● Entries with figure data
------------------------

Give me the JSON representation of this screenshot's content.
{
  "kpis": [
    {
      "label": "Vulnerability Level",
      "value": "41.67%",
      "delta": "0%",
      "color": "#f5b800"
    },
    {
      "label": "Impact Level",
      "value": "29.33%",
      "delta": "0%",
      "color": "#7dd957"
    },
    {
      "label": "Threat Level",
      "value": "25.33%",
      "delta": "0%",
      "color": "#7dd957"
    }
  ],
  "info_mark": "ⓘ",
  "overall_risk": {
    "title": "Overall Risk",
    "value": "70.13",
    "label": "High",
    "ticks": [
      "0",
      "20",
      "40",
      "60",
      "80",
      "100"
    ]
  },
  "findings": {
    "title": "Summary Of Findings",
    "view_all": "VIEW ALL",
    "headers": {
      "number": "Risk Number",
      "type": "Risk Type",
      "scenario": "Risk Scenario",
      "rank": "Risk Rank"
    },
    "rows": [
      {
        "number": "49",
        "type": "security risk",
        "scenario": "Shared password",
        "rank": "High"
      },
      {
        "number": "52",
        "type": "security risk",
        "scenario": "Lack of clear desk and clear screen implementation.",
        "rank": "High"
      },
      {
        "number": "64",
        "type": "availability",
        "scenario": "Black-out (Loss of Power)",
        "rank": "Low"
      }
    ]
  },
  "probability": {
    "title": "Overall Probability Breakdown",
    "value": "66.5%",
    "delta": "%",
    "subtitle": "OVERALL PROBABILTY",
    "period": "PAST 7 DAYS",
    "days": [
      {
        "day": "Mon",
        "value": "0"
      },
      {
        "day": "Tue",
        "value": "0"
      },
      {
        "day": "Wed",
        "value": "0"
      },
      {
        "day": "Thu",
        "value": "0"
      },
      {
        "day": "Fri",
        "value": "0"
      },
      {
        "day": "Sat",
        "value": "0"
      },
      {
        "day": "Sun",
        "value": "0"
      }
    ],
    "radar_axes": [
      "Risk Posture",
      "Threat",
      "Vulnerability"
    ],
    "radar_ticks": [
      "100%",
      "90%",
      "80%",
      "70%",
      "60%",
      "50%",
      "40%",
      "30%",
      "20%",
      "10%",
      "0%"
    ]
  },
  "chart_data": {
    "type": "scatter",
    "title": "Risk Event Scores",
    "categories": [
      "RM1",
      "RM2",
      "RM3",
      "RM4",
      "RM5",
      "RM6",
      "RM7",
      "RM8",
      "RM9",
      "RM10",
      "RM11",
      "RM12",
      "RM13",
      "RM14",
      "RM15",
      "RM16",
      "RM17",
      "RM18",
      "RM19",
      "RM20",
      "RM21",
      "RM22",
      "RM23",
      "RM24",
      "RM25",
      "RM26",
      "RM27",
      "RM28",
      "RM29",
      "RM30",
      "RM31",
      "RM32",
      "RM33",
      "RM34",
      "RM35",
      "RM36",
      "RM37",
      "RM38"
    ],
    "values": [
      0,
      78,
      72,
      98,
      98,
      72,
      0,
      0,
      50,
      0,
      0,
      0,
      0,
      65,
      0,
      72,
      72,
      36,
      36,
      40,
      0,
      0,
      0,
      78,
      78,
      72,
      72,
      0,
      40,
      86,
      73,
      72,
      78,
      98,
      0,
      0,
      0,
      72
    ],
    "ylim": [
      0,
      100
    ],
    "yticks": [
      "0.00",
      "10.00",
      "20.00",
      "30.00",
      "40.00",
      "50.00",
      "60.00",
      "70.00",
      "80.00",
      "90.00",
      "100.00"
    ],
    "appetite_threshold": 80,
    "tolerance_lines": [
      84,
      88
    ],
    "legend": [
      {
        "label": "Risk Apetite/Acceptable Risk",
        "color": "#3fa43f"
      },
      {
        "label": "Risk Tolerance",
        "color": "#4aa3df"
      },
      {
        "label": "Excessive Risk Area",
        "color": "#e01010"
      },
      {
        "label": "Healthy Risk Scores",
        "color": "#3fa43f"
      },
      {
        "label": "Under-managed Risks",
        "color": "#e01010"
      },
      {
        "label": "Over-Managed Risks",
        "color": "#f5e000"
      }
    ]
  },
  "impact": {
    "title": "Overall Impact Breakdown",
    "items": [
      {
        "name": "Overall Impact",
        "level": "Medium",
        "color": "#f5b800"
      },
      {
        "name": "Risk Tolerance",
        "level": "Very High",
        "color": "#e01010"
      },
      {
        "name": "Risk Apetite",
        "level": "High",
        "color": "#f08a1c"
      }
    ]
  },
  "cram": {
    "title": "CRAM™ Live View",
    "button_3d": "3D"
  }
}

------------------------

● What needs to be done
Repeat the data exactly. Leave nothing out.

● The solution
Give me the JSON representation of this screenshot's content.
{
  "kpis": [
    {
      "label": "Vulnerability Level",
      "value": "41.67%",
      "delta": "0%",
      "color": "#f5b800"
    },
    {
      "label": "Impact Level",
      "value": "29.33%",
      "delta": "0%",
      "color": "#7dd957"
    },
    {
      "label": "Threat Level",
      "value": "25.33%",
      "delta": "0%",
      "color": "#7dd957"
    }
  ],
  "info_mark": "ⓘ",
  "overall_risk": {
    "title": "Overall Risk",
    "value": "70.13",
    "label": "High",
    "ticks": [
      "0",
      "20",
      "40",
      "60",
      "80",
      "100"
    ]
  },
  "findings": {
    "title": "Summary Of Findings",
    "view_all": "VIEW ALL",
    "headers": {
      "number": "Risk Number",
      "type": "Risk Type",
      "scenario": "Risk Scenario",
      "rank": "Risk Rank"
    },
    "rows": [
      {
        "number": "49",
        "type": "security risk",
        "scenario": "Shared password",
        "rank": "High"
      },
      {
        "number": "52",
        "type": "security risk",
        "scenario": "Lack of clear desk and clear screen implementation.",
        "rank": "High"
      },
      {
        "number": "64",
        "type": "availability",
        "scenario": "Black-out (Loss of Power)",
        "rank": "Low"
      }
    ]
  },
  "probability": {
    "title": "Overall Probability Breakdown",
    "value": "66.5%",
    "delta": "%",
    "subtitle": "OVERALL PROBABILTY",
    "period": "PAST 7 DAYS",
    "days": [
      {
        "day": "Mon",
        "value": "0"
      },
      {
        "day": "Tue",
        "value": "0"
      },
      {
        "day": "Wed",
        "value": "0"
      },
      {
        "day": "Thu",
        "value": "0"
      },
      {
        "day": "Fri",
        "value": "0"
      },
      {
        "day": "Sat",
        "value": "0"
      },
      {
        "day": "Sun",
        "value": "0"
      }
    ],
    "radar_axes": [
      "Risk Posture",
      "Threat",
      "Vulnerability"
    ],
    "radar_ticks": [
      "100%",
      "90%",
      "80%",
      "70%",
      "60%",
      "50%",
      "40%",
      "30%",
      "20%",
      "10%",
      "0%"
    ]
  },
  "chart_data": {
    "type": "scatter",
    "title": "Risk Event Scores",
    "categories": [
      "RM1",
      "RM2",
      "RM3",
      "RM4",
      "RM5",
      "RM6",
      "RM7",
      "RM8",
      "RM9",
      "RM10",
      "RM11",
      "RM12",
      "RM13",
      "RM14",
      "RM15",
      "RM16",
      "RM17",
      "RM18",
      "RM19",
      "RM20",
      "RM21",
      "RM22",
      "RM23",
      "RM24",
      "RM25",
      "RM26",
      "RM27",
      "RM28",
      "RM29",
      "RM30",
      "RM31",
      "RM32",
      "RM33",
      "RM34",
      "RM35",
      "RM36",
      "RM37",
      "RM38"
    ],
    "values": [
      0,
      78,
      72,
      98,
      98,
      72,
      0,
      0,
      50,
      0,
      0,
      0,
      0,
      65,
      0,
      72,
      72,
      36,
      36,
      40,
      0,
      0,
      0,
      78,
      78,
      72,
      72,
      0,
      40,
      86,
      73,
      72,
      78,
      98,
      0,
      0,
      0,
      72
    ],
    "ylim": [
      0,
      100
    ],
    "yticks": [
      "0.00",
      "10.00",
      "20.00",
      "30.00",
      "40.00",
      "50.00",
      "60.00",
      "70.00",
      "80.00",
      "90.00",
      "100.00"
    ],
    "appetite_threshold": 80,
    "tolerance_lines": [
      84,
      88
    ],
    "legend": [
      {
        "label": "Risk Apetite/Acceptable Risk",
        "color": "#3fa43f"
      },
      {
        "label": "Risk Tolerance",
        "color": "#4aa3df"
      },
      {
        "label": "Excessive Risk Area",
        "color": "#e01010"
      },
      {
        "label": "Healthy Risk Scores",
        "color": "#3fa43f"
      },
      {
        "label": "Under-managed Risks",
        "color": "#e01010"
      },
      {
        "label": "Over-Managed Risks",
        "color": "#f5e000"
      }
    ]
  },
  "impact": {
    "title": "Overall Impact Breakdown",
    "items": [
      {
        "name": "Overall Impact",
        "level": "Medium",
        "color": "#f5b800"
      },
      {
        "name": "Risk Tolerance",
        "level": "Very High",
        "color": "#e01010"
      },
      {
        "name": "Risk Apetite",
        "level": "High",
        "color": "#f08a1c"
      }
    ]
  },
  "cram": {
    "title": "CRAM™ Live View",
    "button_3d": "3D"
  }
}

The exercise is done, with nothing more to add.